>> BEGIN Given data
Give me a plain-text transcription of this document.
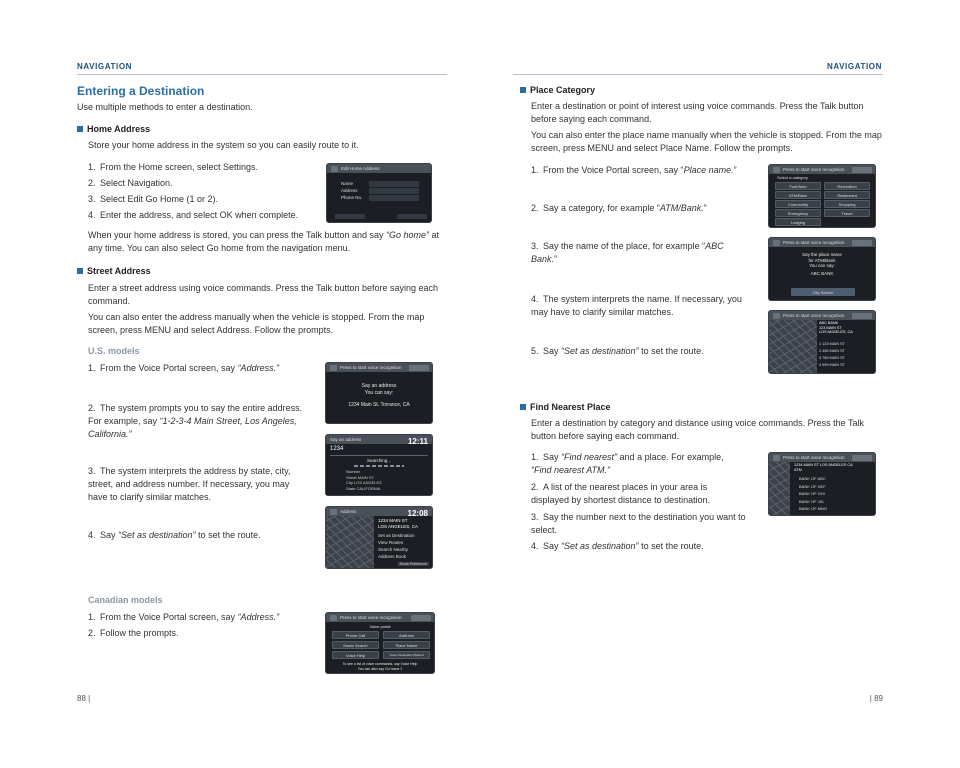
NAVIGATION
Entering a Destination
Use multiple methods to enter a destination.
Home Address
Store your home address in the system so you can easily route to it.
1. From the Home screen, select Settings.
2. Select Navigation.
3. Select Edit Go Home (1 or 2).
4. Enter the address, and select OK when complete.
When your home address is stored, you can press the Talk button and say “Go home” at any time. You can also select Go home from the navigation menu.
Edit Home Address
Name
Address
Phone No.
Street Address
Enter a street address using voice commands. Press the Talk button before saying each command.
You can also enter the address manually when the vehicle is stopped. From the map screen, press MENU and select Address. Follow the prompts.
U.S. models
1. From the Voice Portal screen, say “Address.”
2. The system prompts you to say the entire address. For example, say “1-2-3-4 Main Street, Los Angeles, California.”
3. The system interprets the address by state, city, street, and address number. If necessary, you may have to clarify similar matches.
4. Say “Set as destination” to set the route.
Press to start voice recognition
Say an address
You can say:
1234 Main St. Torrance, CA
Say an address	12:11
1234
Searching...
Number
Street MAIN ST
City LOS ANGELES
State CALIFORNIA
Address	12:08
1234 MAIN ST
LOS ANGELES, CA
Set as Destination
View Routes
Search Nearby
Address Book
Route Preference
Canadian models
1. From the Voice Portal screen, say “Address.”
2. Follow the prompts.
Press to start voice recognition
Voice portal
Phone Call	Address
Music Search	Place Name
Voice Help	Voice Destination Method
To see a list of voice commands, say Voice Help
You can also say Go home 2
88 |
NAVIGATION
Place Category
Enter a destination or point of interest using voice commands. Press the Talk button before saying each command.
You can also enter the place name manually when the vehicle is stopped. From the map screen, press MENU and select Place Name. Follow the prompts.
1. From the Voice Portal screen, say “Place name.”
2. Say a category, for example “ATM/Bank.”
3. Say the name of the place, for example “ABC Bank.”
4. The system interprets the name. If necessary, you may have to clarify similar matches.
5. Say “Set as destination” to set the route.
Press to start voice recognition
Select a category
Fuel/Auto	Recreation
ATM/Bank	Restaurant
Community	Shopping
Emergency	Travel
Lodging
Press to start voice recognition
Say the place name
for ATM/Bank
You can say:
ABC BANK
City Search
Press to start voice recognition
ABC BANK
123 MAIN ST
LOS ANGELES, CA
1 123 MAIN ST
2 456 MAIN ST
3 789 MAIN ST
4 999 MAIN ST
Find Nearest Place
Enter a destination by category and distance using voice commands. Press the Talk button before saying each command.
1. Say “Find nearest” and a place. For example, “Find nearest ATM.”
2. A list of the nearest places in your area is displayed by shortest distance to destination.
3. Say the number next to the destination you want to select.
4. Say “Set as destination” to set the route.
Press to start voice recognition
1234 MAIN ST LOS ANGELES CA
ATM
BANK OF ABC
BANK OF DEF
BANK OF GHI
BANK OF JKL
BANK OF MNO
| 89
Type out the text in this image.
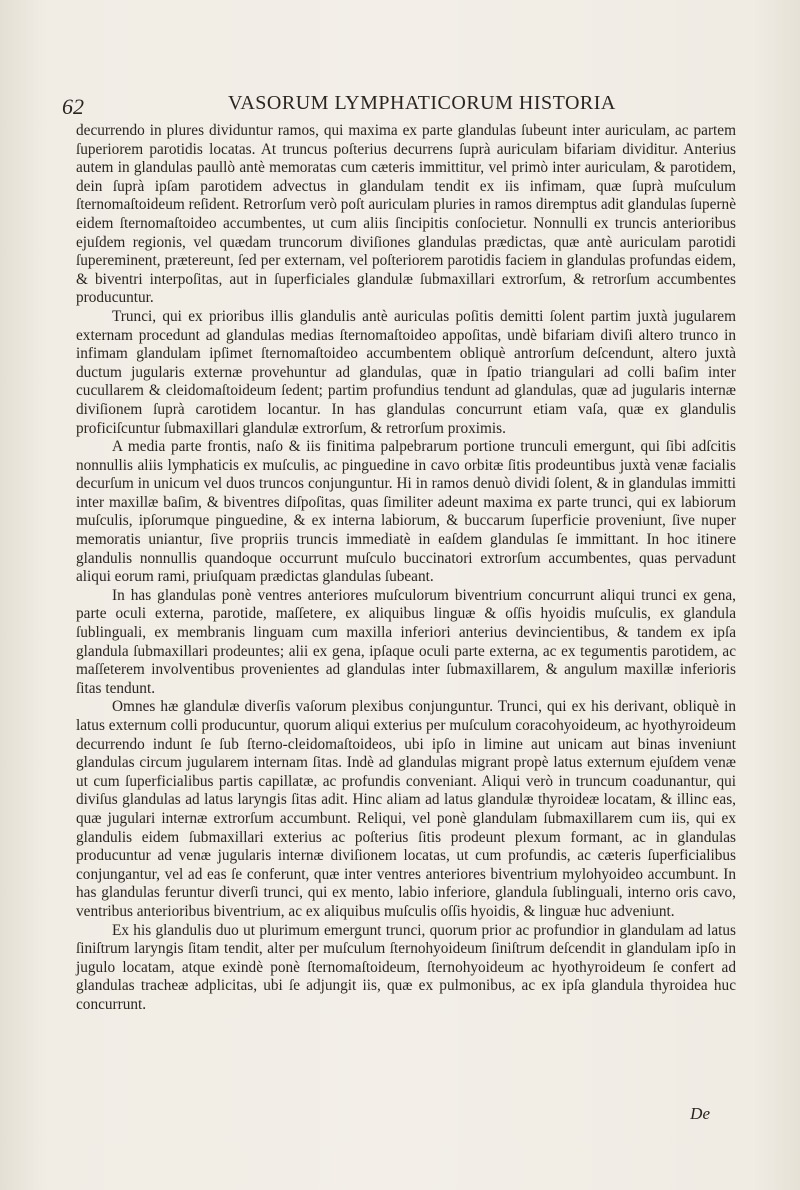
62	VASORUM LYMPHATICORUM HISTORIA

decurrendo in plures dividuntur ramos, qui maxima ex parte glandulas ſubeunt inter auriculam, ac partem ſuperiorem parotidis locatas. At truncus poſterius decurrens ſuprà auriculam bifariam dividitur. Anterius autem in glandulas paullò antè memoratas cum cæteris immittitur, vel primò inter auriculam, & parotidem, dein ſuprà ipſam parotidem advectus in glandulam tendit ex iis infimam, quæ ſuprà muſculum ſternomaſtoideum reſident. Retrorſum verò poſt auriculam pluries in ramos diremptus adit glandulas ſupernè eidem ſternomaſtoideo accumbentes, ut cum aliis ſincipitis conſocietur. Nonnulli ex truncis anterioribus ejuſdem regionis, vel quædam truncorum diviſiones glandulas prædictas, quæ antè auriculam parotidi ſupereminent, prætereunt, ſed per externam, vel poſteriorem parotidis faciem in glandulas profundas eidem, & biventri interpoſitas, aut in ſuperficiales glandulæ ſubmaxillari extrorſum, & retrorſum accumbentes producuntur.

Trunci, qui ex prioribus illis glandulis antè auriculas poſitis demitti ſolent partim juxtà jugularem externam procedunt ad glandulas medias ſternomaſtoideo appoſitas, undè bifariam diviſi altero trunco in infimam glandulam ipſimet ſternomaſtoideo accumbentem obliquè antrorſum deſcendunt, altero juxtà ductum jugularis externæ provehuntur ad glandulas, quæ in ſpatio triangulari ad colli baſim inter cucullarem & cleidomaſtoideum ſedent; partim profundius tendunt ad glandulas, quæ ad jugularis internæ diviſionem ſuprà carotidem locantur. In has glandulas concurrunt etiam vaſa, quæ ex glandulis proficiſcuntur ſubmaxillari glandulæ extrorſum, & retrorſum proximis.

A media parte frontis, naſo & iis finitima palpebrarum portione trunculi emergunt, qui ſibi adſcitis nonnullis aliis lymphaticis ex muſculis, ac pinguedine in cavo orbitæ ſitis prodeuntibus juxtà venæ facialis decurſum in unicum vel duos truncos conjunguntur. Hi in ramos denuò dividi ſolent, & in glandulas immitti inter maxillæ baſim, & biventres diſpoſitas, quas ſimiliter adeunt maxima ex parte trunci, qui ex labiorum muſculis, ipſorumque pinguedine, & ex interna labiorum, & buccarum ſuperficie proveniunt, ſive nuper memoratis uniantur, ſive propriis truncis immediatè in eaſdem glandulas ſe immittant. In hoc itinere glandulis nonnullis quandoque occurrunt muſculo buccinatori extrorſum accumbentes, quas pervadunt aliqui eorum rami, priuſquam prædictas glandulas ſubeant.

In has glandulas ponè ventres anteriores muſculorum biventrium concurrunt aliqui trunci ex gena, parte oculi externa, parotide, maſſetere, ex aliquibus linguæ & oſſis hyoidis muſculis, ex glandula ſublinguali, ex membranis linguam cum maxilla inferiori anterius devincientibus, & tandem ex ipſa glandula ſubmaxillari prodeuntes; alii ex gena, ipſaque oculi parte externa, ac ex tegumentis parotidem, ac maſſeterem involventibus provenientes ad glandulas inter ſubmaxillarem, & angulum maxillæ inferioris ſitas tendunt.

Omnes hæ glandulæ diverſis vaſorum plexibus conjunguntur. Trunci, qui ex his derivant, obliquè in latus externum colli producuntur, quorum aliqui exterius per muſculum coracohyoideum, ac hyothyroideum decurrendo indunt ſe ſub ſterno-cleidomaſtoideos, ubi ipſo in limine aut unicam aut binas inveniunt glandulas circum jugularem internam ſitas. Indè ad glandulas migrant propè latus externum ejuſdem venæ ut cum ſuperficialibus partis capillatæ, ac profundis conveniant. Aliqui verò in truncum coadunantur, qui diviſus glandulas ad latus laryngis ſitas adit. Hinc aliam ad latus glandulæ thyroideæ locatam, & illinc eas, quæ jugulari internæ extrorſum accumbunt. Reliqui, vel ponè glandulam ſubmaxillarem cum iis, qui ex glandulis eidem ſubmaxillari exterius ac poſterius ſitis prodeunt plexum formant, ac in glandulas producuntur ad venæ jugularis internæ diviſionem locatas, ut cum profundis, ac cæteris ſuperficialibus conjungantur, vel ad eas ſe conferunt, quæ inter ventres anteriores biventrium mylohyoideo accumbunt. In has glandulas feruntur diverſi trunci, qui ex mento, labio inferiore, glandula ſublinguali, interno oris cavo, ventribus anterioribus biventrium, ac ex aliquibus muſculis oſſis hyoidis, & linguæ huc adveniunt.

Ex his glandulis duo ut plurimum emergunt trunci, quorum prior ac profundior in glandulam ad latus ſiniſtrum laryngis ſitam tendit, alter per muſculum ſternohyoideum ſiniſtrum deſcendit in glandulam ipſo in jugulo locatam, atque exindè ponè ſternomaſtoideum, ſternohyoideum ac hyothyroideum ſe confert ad glandulas tracheæ adplicitas, ubi ſe adjungit iis, quæ ex pulmonibus, ac ex ipſa glandula thyroidea huc concurrunt.

De
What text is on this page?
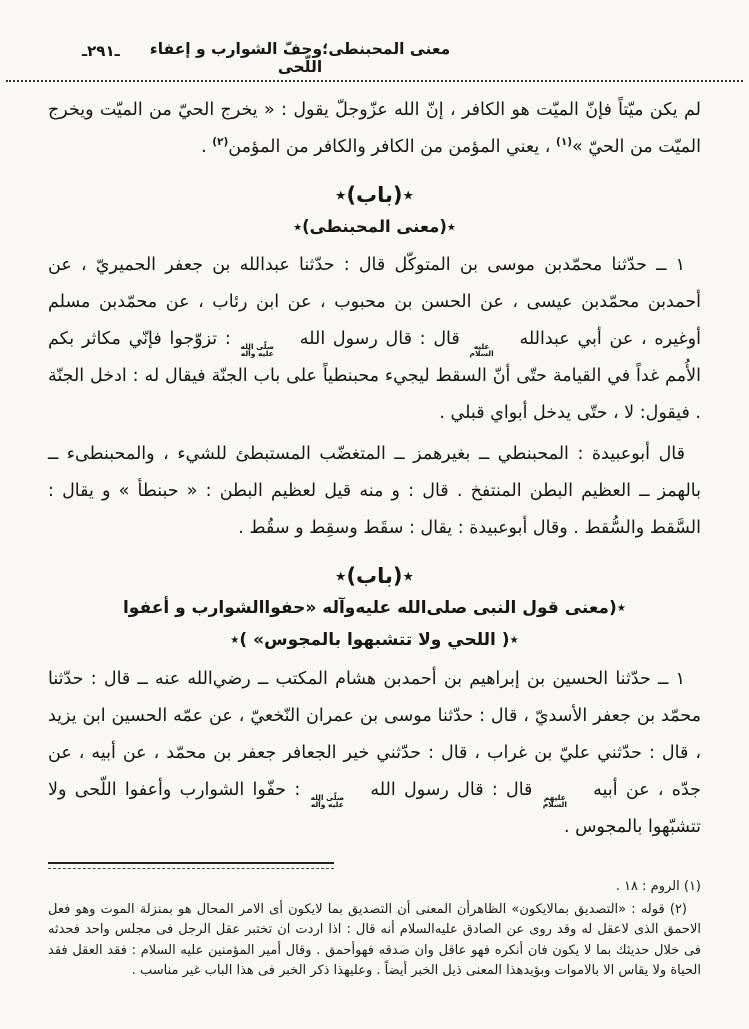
ـ٢٩١ـ	معنى المحبنطى؛وحفّ الشوارب و إعفاء اللّحى

لم يكن ميّتاً فإنّ الميّت هو الكافر ، إنّ الله عزّوجلّ يقول : « يخرج الحيّ من الميّت ويخرج الميّت من الحيّ »$^{(١)}$ ، يعني المؤمن من الكافر والكافر من المؤمن$^{(٢)}$ .

٭(باب)٭
٭(معنى المحبنطى)٭

١ ــ حدّثنا محمّدبن موسى بن المتوكّل قال : حدّثنا عبدالله بن جعفر الحميريّ ، عن أحمدبن محمّدبن عيسى ، عن الحسن بن محبوب ، عن ابن رئاب ، عن محمّدبن مسلم أوغيره ، عن أبي عبدالله
عليه
السلام
قال : قال رسول الله
صلّى الله
عليه وآله
: تزوّجوا فإنّي مكاثر بكم الأُمم غداً في القيامة حتّى أنّ السقط ليجيء محبنطياً على باب الجنّة فيقال له : ادخل الجنّة . فيقول: لا ، حتّى يدخل أبواي قبلي .

قال أبوعبيدة : المحبنطي ــ بغيرهمز ــ المتغضّب المستبطئ للشيء ، والمحبنطىء ــ بالهمز ــ العظيم البطن المنتفخ . قال : و منه قيل لعظيم البطن : « حبنطأ » و يقال : السَّقط والسُّقط . وقال أبوعبيدة : يقال : سقَط وسقِط و سقُط .

٭(باب)٭
٭(معنى قول النبى صلى‌الله عليه‌وآله «حفواالشوارب و أعفوا
٭( اللحي ولا تتشبهوا بالمجوس» )٭

١ ــ حدّثنا الحسين بن إبراهيم بن أحمدبن هشام المكتب ــ رضي‌الله عنه ــ قال : حدّثنا محمّد بن جعفر الأسديّ ، قال : حدّثنا موسى بن عمران النّخعيّ ، عن عمّه الحسين ابن يزيد ، قال : حدّثني عليّ بن غراب ، قال : حدّثني خير الجعافر جعفر بن محمّد ، عن أبيه ، عن جدّه ، عن أبيه
عليهم
السلام
قال : قال رسول الله
صلّى الله
عليه وآله
: حفّوا الشوارب وأعفوا اللّحى ولا تتشبّهوا بالمجوس .

(١) الروم : ١٨ .

(٢) قوله : «التصديق بمالايكون» الظاهرأن المعنى أن التصديق بما لايكون أى الامر المحال هو بمنزلة الموت وهو فعل الاحمق الذى لاعقل له وقد روى عن الصادق عليه‌السلام أنه قال : اذا اردت ان تختبر عقل الرجل فى مجلس واحد فحدثه فى خلال حديثك بما لا يكون فان أنكره فهو عاقل وان صدقه فهوأحمق . وقال أمير المؤمنين عليه السلام : فقد العقل فقد الحياة ولا يقاس الا بالاموات وبؤيدهذا المعنى ذيل الخبر أيضاً . وعليهذا ذكر الخبر فى هذا الباب غير مناسب .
>> END Given data
The required output is the lines from the one containing "What text is on this page?" through the end of the records above, reproduced exactly, with no pictures.

• Solution to the exercise
What text is on this page?
ـ٢٩١ـ	معنى المحبنطى؛وحفّ الشوارب و إعفاء اللّحى

لم يكن ميّتاً فإنّ الميّت هو الكافر ، إنّ الله عزّوجلّ يقول : « يخرج الحيّ من الميّت ويخرج الميّت من الحيّ »$^{(١)}$ ، يعني المؤمن من الكافر والكافر من المؤمن$^{(٢)}$ .

٭(باب)٭
٭(معنى المحبنطى)٭

١ ــ حدّثنا محمّدبن موسى بن المتوكّل قال : حدّثنا عبدالله بن جعفر الحميريّ ، عن أحمدبن محمّدبن عيسى ، عن الحسن بن محبوب ، عن ابن رئاب ، عن محمّدبن مسلم أوغيره ، عن أبي عبدالله
عليه
السلام
قال : قال رسول الله
صلّى الله
عليه وآله
: تزوّجوا فإنّي مكاثر بكم الأُمم غداً في القيامة حتّى أنّ السقط ليجيء محبنطياً على باب الجنّة فيقال له : ادخل الجنّة . فيقول: لا ، حتّى يدخل أبواي قبلي .

قال أبوعبيدة : المحبنطي ــ بغيرهمز ــ المتغضّب المستبطئ للشيء ، والمحبنطىء ــ بالهمز ــ العظيم البطن المنتفخ . قال : و منه قيل لعظيم البطن : « حبنطأ » و يقال : السَّقط والسُّقط . وقال أبوعبيدة : يقال : سقَط وسقِط و سقُط .

٭(باب)٭
٭(معنى قول النبى صلى‌الله عليه‌وآله «حفواالشوارب و أعفوا
٭( اللحي ولا تتشبهوا بالمجوس» )٭

١ ــ حدّثنا الحسين بن إبراهيم بن أحمدبن هشام المكتب ــ رضي‌الله عنه ــ قال : حدّثنا محمّد بن جعفر الأسديّ ، قال : حدّثنا موسى بن عمران النّخعيّ ، عن عمّه الحسين ابن يزيد ، قال : حدّثني عليّ بن غراب ، قال : حدّثني خير الجعافر جعفر بن محمّد ، عن أبيه ، عن جدّه ، عن أبيه
عليهم
السلام
قال : قال رسول الله
صلّى الله
عليه وآله
: حفّوا الشوارب وأعفوا اللّحى ولا تتشبّهوا بالمجوس .

(١) الروم : ١٨ .

(٢) قوله : «التصديق بمالايكون» الظاهرأن المعنى أن التصديق بما لايكون أى الامر المحال هو بمنزلة الموت وهو فعل الاحمق الذى لاعقل له وقد روى عن الصادق عليه‌السلام أنه قال : اذا اردت ان تختبر عقل الرجل فى مجلس واحد فحدثه فى خلال حديثك بما لا يكون فان أنكره فهو عاقل وان صدقه فهوأحمق . وقال أمير المؤمنين عليه السلام : فقد العقل فقد الحياة ولا يقاس الا بالاموات وبؤيدهذا المعنى ذيل الخبر أيضاً . وعليهذا ذكر الخبر فى هذا الباب غير مناسب .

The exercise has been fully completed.